• ASSIGNMENT: Which lines in the data below contain the string "autotrophs"? Show each one.

MATERIAL PROVIDED: Begin

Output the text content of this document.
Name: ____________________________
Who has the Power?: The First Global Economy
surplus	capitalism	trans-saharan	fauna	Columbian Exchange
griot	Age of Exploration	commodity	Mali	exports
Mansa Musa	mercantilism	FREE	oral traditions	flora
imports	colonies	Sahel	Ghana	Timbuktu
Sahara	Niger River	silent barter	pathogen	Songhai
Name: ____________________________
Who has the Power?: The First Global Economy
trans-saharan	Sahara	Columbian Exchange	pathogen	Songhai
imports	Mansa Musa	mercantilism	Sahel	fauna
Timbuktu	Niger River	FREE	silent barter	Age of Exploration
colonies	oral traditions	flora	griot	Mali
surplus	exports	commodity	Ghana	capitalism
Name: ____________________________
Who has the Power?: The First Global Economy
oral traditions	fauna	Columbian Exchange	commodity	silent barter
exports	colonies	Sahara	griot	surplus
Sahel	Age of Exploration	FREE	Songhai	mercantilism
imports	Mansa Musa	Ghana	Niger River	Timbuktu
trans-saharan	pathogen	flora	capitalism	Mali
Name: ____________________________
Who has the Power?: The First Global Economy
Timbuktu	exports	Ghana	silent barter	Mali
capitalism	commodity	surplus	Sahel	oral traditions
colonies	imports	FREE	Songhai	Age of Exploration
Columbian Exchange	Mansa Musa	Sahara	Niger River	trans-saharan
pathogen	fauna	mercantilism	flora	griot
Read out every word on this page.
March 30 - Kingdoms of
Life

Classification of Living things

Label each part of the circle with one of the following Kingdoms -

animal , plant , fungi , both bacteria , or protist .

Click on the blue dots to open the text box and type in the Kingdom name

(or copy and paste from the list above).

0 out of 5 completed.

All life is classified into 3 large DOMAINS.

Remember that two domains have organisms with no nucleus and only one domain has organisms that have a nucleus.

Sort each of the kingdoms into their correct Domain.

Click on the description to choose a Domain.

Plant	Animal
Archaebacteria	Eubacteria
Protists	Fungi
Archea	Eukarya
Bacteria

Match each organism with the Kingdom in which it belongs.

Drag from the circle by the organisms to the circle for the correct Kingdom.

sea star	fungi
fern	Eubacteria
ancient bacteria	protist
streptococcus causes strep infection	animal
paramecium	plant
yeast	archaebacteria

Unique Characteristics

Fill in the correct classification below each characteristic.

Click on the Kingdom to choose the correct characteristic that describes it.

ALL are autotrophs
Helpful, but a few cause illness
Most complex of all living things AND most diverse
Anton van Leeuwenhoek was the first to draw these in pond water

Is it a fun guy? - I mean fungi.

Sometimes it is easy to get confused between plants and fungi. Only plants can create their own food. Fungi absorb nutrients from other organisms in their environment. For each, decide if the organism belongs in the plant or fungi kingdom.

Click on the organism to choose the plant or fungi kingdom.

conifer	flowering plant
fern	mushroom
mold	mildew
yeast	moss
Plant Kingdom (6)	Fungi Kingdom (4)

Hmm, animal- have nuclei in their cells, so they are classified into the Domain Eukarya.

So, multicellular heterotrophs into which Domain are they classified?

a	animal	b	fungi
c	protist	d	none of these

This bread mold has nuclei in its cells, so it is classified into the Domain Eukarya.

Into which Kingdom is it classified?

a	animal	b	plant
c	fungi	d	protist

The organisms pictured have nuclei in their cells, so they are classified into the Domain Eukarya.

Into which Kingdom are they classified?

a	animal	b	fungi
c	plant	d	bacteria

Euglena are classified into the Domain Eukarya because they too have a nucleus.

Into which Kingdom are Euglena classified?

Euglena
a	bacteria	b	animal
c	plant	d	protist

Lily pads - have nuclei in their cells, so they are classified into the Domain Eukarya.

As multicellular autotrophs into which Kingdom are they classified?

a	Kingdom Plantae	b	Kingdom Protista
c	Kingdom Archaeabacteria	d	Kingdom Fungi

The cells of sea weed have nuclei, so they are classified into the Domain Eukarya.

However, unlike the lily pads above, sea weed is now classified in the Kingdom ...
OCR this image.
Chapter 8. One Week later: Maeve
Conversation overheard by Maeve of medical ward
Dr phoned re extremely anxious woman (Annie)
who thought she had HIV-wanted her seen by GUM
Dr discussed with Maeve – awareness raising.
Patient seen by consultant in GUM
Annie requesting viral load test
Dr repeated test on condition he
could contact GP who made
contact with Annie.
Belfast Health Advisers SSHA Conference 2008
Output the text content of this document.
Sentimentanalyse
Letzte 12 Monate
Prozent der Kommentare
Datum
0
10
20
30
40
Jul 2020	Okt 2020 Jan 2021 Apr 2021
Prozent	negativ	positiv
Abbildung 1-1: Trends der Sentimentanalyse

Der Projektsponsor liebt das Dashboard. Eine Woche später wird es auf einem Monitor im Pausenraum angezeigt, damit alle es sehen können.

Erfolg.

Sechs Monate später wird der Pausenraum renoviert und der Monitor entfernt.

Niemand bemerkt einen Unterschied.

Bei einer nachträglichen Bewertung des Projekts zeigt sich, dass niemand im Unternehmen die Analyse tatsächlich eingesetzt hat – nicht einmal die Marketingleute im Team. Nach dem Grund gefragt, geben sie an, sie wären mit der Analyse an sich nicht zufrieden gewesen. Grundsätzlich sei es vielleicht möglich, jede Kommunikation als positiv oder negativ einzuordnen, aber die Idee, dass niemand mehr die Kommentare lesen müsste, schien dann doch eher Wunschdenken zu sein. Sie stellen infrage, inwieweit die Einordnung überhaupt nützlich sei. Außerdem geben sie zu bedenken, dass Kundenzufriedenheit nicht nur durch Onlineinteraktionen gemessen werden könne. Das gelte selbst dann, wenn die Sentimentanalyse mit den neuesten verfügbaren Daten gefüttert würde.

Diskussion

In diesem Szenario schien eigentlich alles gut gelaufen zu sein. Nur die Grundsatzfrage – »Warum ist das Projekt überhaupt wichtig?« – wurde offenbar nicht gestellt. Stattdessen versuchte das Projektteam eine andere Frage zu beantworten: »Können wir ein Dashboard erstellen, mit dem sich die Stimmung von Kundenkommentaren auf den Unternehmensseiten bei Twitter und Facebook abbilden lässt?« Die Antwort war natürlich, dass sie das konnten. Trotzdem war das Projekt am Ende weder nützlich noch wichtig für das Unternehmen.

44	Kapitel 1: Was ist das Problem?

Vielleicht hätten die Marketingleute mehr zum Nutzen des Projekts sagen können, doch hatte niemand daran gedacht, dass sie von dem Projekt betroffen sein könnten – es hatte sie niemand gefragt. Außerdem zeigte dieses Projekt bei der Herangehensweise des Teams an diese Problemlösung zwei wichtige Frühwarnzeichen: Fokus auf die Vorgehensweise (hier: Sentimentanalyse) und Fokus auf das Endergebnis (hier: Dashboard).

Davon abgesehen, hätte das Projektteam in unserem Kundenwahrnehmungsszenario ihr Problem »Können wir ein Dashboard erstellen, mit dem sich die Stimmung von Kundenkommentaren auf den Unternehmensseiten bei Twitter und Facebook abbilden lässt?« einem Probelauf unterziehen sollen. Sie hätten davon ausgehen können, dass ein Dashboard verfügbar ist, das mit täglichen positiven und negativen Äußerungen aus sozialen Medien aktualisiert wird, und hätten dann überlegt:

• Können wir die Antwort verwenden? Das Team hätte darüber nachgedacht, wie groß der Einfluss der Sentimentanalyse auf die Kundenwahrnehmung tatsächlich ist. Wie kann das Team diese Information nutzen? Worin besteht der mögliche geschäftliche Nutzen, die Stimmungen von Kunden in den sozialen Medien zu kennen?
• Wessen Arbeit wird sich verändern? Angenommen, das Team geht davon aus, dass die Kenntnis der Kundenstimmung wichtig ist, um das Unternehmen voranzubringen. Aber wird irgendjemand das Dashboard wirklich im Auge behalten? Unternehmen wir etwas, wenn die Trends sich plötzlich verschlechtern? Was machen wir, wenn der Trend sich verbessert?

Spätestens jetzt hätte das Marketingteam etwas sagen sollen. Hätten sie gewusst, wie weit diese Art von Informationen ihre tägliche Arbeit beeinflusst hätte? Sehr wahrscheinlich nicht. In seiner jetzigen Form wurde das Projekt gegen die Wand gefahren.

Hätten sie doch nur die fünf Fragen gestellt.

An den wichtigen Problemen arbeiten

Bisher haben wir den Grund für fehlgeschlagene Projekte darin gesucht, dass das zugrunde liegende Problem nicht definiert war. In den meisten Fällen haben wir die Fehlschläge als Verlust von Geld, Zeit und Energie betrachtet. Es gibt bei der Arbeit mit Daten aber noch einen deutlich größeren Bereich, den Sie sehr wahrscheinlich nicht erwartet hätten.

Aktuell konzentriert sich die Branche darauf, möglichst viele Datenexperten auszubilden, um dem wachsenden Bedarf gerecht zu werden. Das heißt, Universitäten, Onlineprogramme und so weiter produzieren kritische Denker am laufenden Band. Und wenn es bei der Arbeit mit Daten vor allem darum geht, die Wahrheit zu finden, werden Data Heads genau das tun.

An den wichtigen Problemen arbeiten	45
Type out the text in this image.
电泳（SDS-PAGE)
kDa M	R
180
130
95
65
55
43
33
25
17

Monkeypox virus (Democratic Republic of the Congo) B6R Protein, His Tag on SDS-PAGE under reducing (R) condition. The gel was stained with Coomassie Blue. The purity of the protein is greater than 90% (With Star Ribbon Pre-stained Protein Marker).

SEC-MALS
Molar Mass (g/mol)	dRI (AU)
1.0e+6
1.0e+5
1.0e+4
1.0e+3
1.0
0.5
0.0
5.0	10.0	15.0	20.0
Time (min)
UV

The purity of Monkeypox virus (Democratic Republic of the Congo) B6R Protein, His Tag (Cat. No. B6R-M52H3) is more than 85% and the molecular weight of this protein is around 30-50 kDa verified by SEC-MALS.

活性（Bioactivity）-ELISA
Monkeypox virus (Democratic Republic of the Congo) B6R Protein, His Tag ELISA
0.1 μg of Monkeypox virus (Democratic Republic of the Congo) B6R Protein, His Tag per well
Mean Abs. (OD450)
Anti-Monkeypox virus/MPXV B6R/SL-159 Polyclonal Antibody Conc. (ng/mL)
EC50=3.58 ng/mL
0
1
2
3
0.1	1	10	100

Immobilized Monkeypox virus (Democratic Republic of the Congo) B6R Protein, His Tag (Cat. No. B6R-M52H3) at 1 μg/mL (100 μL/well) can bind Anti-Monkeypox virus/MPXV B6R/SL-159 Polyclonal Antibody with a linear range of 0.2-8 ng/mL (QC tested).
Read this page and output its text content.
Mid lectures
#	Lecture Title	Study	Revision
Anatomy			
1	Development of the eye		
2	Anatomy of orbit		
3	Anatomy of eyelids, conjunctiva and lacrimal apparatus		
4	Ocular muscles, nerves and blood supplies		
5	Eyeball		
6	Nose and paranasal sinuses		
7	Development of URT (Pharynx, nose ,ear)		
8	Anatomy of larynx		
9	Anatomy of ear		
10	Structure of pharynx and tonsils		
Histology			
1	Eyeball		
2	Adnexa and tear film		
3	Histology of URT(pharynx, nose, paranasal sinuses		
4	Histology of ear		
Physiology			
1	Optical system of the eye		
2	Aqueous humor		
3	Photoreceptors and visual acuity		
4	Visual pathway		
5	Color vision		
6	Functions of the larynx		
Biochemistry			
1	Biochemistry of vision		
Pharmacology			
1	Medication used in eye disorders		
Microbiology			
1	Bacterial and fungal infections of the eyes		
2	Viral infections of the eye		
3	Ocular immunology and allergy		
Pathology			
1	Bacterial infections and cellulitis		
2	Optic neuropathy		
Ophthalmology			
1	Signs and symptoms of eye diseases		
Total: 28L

MATERIAL PROVIDED: End

• TASK OUTPUT:
ALL are autotrophs
As multicellular autotrophs into which Kingdom are they classified?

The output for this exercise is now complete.